» **Exercise**
Each entry here needs to be set down again exactly, please; pictures are left out.

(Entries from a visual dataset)
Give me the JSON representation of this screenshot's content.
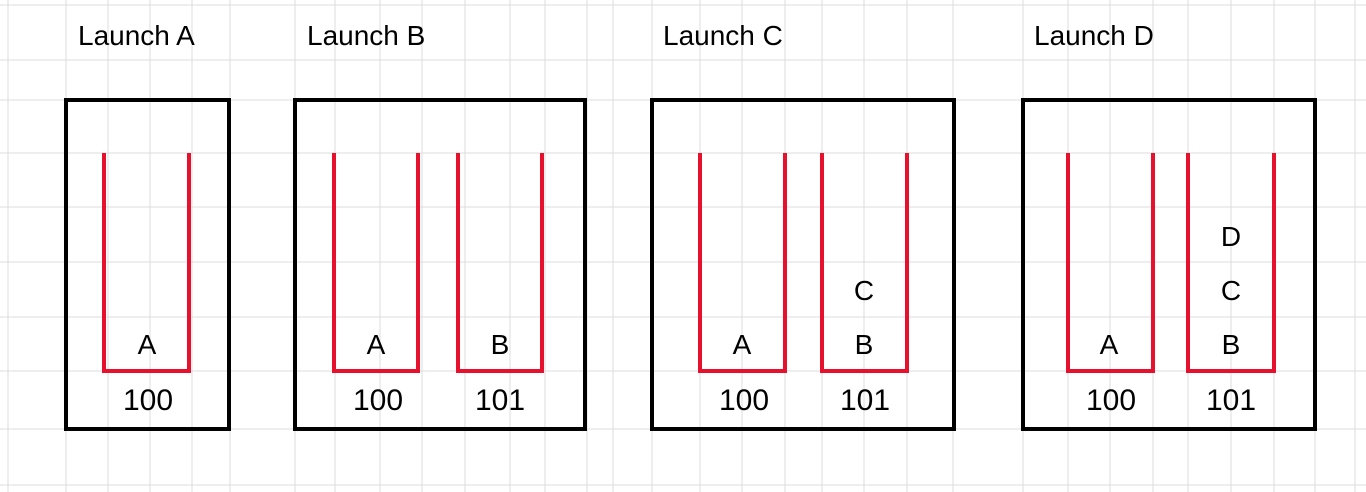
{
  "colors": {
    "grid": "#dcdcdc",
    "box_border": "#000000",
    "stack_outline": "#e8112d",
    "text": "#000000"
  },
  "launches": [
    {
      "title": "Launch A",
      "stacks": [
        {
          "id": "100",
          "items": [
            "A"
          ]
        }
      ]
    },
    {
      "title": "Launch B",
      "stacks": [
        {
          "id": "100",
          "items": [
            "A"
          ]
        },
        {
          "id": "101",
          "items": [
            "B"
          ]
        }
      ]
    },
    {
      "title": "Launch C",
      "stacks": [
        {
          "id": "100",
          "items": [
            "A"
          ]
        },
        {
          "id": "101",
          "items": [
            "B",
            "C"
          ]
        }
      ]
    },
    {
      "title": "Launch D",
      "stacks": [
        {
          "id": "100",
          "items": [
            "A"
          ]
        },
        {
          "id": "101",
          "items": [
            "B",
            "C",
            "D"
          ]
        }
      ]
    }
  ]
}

» **Solved exercise**
Give me the JSON representation of this screenshot's content.
{
  "colors": {
    "grid": "#dcdcdc",
    "box_border": "#000000",
    "stack_outline": "#e8112d",
    "text": "#000000"
  },
  "launches": [
    {
      "title": "Launch A",
      "stacks": [
        {
          "id": "100",
          "items": [
            "A"
          ]
        }
      ]
    },
    {
      "title": "Launch B",
      "stacks": [
        {
          "id": "100",
          "items": [
            "A"
          ]
        },
        {
          "id": "101",
          "items": [
            "B"
          ]
        }
      ]
    },
    {
      "title": "Launch C",
      "stacks": [
        {
          "id": "100",
          "items": [
            "A"
          ]
        },
        {
          "id": "101",
          "items": [
            "B",
            "C"
          ]
        }
      ]
    },
    {
      "title": "Launch D",
      "stacks": [
        {
          "id": "100",
          "items": [
            "A"
          ]
        },
        {
          "id": "101",
          "items": [
            "B",
            "C",
            "D"
          ]
        }
      ]
    }
  ]
}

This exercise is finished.